▶ [GIVEN INSTRUCTION]: Output as a JSON list of strings, one string per line, the listing below from the line with "Patent image size: (900, 918)." to the line with "The value help 305 is at (324, 422).", both included. Leave out blank lines.

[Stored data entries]
▽

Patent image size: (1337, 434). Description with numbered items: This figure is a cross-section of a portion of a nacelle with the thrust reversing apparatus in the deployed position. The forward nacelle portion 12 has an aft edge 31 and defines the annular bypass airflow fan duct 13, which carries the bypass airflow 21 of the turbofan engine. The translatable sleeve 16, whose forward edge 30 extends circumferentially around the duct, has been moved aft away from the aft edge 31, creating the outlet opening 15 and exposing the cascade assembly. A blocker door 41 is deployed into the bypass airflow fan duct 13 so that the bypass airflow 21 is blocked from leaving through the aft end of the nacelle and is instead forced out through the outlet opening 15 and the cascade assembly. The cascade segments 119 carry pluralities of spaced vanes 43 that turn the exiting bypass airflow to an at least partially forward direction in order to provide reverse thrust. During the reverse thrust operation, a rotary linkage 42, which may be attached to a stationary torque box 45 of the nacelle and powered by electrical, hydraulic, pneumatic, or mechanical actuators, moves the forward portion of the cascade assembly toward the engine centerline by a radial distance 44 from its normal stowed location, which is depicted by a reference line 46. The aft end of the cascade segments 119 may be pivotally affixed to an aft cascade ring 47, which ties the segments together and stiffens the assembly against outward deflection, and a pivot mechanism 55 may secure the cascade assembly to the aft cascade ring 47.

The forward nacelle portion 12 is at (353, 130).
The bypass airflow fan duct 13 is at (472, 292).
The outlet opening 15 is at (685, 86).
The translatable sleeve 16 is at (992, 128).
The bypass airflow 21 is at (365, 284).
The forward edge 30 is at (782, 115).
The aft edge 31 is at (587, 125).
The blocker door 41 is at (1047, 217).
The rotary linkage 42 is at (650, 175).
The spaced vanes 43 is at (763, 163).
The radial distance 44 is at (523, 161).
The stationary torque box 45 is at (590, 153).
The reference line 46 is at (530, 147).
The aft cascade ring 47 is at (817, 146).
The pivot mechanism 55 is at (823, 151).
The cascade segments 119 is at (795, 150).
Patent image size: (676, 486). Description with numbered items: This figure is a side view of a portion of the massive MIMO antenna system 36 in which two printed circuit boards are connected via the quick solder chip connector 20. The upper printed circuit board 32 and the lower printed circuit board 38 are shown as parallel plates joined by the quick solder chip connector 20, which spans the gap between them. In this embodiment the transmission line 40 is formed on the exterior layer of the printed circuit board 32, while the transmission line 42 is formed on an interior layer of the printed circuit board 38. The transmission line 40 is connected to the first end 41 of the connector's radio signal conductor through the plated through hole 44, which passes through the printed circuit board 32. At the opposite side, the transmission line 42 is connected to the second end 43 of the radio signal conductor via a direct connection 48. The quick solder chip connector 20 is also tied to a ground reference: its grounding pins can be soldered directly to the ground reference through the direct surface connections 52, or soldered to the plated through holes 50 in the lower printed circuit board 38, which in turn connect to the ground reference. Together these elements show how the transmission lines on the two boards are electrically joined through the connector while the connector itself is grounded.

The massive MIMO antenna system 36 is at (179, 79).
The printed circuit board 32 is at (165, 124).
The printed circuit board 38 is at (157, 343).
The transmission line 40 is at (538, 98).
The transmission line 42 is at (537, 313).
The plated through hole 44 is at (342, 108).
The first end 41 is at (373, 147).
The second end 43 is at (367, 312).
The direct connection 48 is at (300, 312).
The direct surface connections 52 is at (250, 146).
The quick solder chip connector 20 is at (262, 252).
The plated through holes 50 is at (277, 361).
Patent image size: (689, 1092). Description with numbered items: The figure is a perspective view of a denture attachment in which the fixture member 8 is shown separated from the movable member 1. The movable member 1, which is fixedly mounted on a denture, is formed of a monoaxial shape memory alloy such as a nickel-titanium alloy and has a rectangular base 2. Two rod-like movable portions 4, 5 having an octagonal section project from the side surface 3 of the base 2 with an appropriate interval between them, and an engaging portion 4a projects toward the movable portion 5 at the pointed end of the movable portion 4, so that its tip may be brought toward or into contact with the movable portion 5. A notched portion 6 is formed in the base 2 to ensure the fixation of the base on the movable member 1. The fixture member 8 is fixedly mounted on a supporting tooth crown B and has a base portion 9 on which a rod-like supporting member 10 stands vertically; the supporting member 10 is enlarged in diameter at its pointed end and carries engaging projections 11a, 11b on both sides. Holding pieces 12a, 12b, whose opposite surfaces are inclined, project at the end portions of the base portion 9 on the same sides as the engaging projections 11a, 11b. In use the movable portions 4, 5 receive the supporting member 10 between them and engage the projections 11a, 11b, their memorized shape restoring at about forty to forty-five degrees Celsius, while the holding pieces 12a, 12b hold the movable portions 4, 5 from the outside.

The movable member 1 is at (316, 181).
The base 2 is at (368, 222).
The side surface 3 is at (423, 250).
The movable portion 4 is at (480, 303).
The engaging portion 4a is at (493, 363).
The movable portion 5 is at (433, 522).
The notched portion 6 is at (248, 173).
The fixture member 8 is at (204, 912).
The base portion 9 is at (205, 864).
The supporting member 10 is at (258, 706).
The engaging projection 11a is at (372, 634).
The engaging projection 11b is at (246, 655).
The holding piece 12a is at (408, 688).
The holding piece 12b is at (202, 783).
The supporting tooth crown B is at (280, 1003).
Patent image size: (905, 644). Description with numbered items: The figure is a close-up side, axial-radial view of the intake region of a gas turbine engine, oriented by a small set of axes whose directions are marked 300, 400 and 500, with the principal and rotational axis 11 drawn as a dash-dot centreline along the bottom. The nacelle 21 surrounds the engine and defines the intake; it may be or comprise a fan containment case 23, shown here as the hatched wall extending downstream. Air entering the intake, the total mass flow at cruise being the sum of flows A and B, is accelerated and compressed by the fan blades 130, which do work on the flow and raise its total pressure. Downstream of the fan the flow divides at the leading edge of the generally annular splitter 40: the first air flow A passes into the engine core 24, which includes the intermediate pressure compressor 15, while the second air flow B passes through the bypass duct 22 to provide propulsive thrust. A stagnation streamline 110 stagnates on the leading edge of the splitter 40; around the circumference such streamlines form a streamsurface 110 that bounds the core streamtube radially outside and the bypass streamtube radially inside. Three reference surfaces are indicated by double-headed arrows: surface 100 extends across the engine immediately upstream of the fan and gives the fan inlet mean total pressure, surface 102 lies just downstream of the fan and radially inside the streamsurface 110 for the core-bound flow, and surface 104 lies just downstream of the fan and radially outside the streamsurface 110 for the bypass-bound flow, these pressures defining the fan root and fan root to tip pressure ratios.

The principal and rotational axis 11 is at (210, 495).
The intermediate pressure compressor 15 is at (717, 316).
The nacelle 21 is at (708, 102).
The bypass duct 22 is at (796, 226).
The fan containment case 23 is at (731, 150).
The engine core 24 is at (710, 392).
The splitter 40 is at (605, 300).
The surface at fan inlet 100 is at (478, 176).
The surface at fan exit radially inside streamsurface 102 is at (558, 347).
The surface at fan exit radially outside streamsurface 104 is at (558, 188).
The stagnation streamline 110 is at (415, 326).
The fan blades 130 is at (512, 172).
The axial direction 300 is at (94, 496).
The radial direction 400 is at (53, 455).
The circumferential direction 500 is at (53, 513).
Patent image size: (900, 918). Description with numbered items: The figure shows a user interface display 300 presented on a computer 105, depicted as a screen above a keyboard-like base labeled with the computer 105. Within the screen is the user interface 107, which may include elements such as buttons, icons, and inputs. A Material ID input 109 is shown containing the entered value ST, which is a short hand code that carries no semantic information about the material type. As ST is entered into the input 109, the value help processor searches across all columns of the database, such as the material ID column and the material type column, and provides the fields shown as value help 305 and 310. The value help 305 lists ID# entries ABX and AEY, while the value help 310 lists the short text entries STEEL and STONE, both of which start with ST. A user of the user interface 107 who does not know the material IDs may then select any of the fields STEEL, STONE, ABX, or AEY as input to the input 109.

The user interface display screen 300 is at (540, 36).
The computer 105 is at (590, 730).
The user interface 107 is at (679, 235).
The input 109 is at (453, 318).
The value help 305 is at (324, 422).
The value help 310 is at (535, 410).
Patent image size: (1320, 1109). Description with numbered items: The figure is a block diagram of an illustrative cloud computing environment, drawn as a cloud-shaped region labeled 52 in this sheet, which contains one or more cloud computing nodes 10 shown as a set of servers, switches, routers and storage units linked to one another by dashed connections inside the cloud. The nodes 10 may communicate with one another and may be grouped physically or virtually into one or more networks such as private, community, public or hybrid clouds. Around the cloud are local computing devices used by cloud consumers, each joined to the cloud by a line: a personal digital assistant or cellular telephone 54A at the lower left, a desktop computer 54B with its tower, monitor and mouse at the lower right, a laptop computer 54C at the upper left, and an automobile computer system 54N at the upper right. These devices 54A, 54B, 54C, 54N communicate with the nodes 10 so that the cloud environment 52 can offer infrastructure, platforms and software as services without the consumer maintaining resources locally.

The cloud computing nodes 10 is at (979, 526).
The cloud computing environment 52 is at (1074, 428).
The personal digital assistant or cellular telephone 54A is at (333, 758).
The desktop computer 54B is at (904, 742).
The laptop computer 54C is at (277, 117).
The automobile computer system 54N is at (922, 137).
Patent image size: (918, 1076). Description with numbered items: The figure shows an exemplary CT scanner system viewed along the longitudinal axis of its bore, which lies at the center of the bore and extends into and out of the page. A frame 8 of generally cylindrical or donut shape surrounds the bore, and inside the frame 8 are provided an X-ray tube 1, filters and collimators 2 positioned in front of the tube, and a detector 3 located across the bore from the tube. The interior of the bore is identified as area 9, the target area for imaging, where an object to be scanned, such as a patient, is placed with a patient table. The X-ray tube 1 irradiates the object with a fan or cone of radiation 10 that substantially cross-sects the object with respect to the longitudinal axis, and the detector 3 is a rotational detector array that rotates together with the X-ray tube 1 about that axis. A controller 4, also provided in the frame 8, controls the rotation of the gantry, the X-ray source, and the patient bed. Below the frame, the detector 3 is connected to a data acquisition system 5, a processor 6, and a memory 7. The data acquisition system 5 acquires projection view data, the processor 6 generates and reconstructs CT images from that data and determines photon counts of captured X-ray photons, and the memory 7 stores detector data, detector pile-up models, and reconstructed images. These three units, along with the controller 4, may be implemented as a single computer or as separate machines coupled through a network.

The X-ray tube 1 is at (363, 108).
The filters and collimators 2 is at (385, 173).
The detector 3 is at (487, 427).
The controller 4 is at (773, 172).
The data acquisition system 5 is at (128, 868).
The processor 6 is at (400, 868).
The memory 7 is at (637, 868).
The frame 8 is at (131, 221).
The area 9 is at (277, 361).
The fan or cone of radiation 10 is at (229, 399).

△

▶ [FINISHED ANSWER]:
[
  "Patent image size: (900, 918). Description with numbered items: The figure shows a user interface display 300 presented on a computer 105, depicted as a screen above a keyboard-like base labeled with the computer 105. Within the screen is the user interface 107, which may include elements such as buttons, icons, and inputs. A Material ID input 109 is shown containing the entered value ST, which is a short hand code that carries no semantic information about the material type. As ST is entered into the input 109, the value help processor searches across all columns of the database, such as the material ID column and the material type column, and provides the fields shown as value help 305 and 310. The value help 305 lists ID# entries ABX and AEY, while the value help 310 lists the short text entries STEEL and STONE, both of which start with ST. A user of the user interface 107 who does not know the material IDs may then select any of the fields STEEL, STONE, ABX, or AEY as input to the input 109.",
  "The user interface display screen 300 is at (540, 36).",
  "The computer 105 is at (590, 730).",
  "The user interface 107 is at (679, 235).",
  "The input 109 is at (453, 318).",
  "The value help 305 is at (324, 422)."
]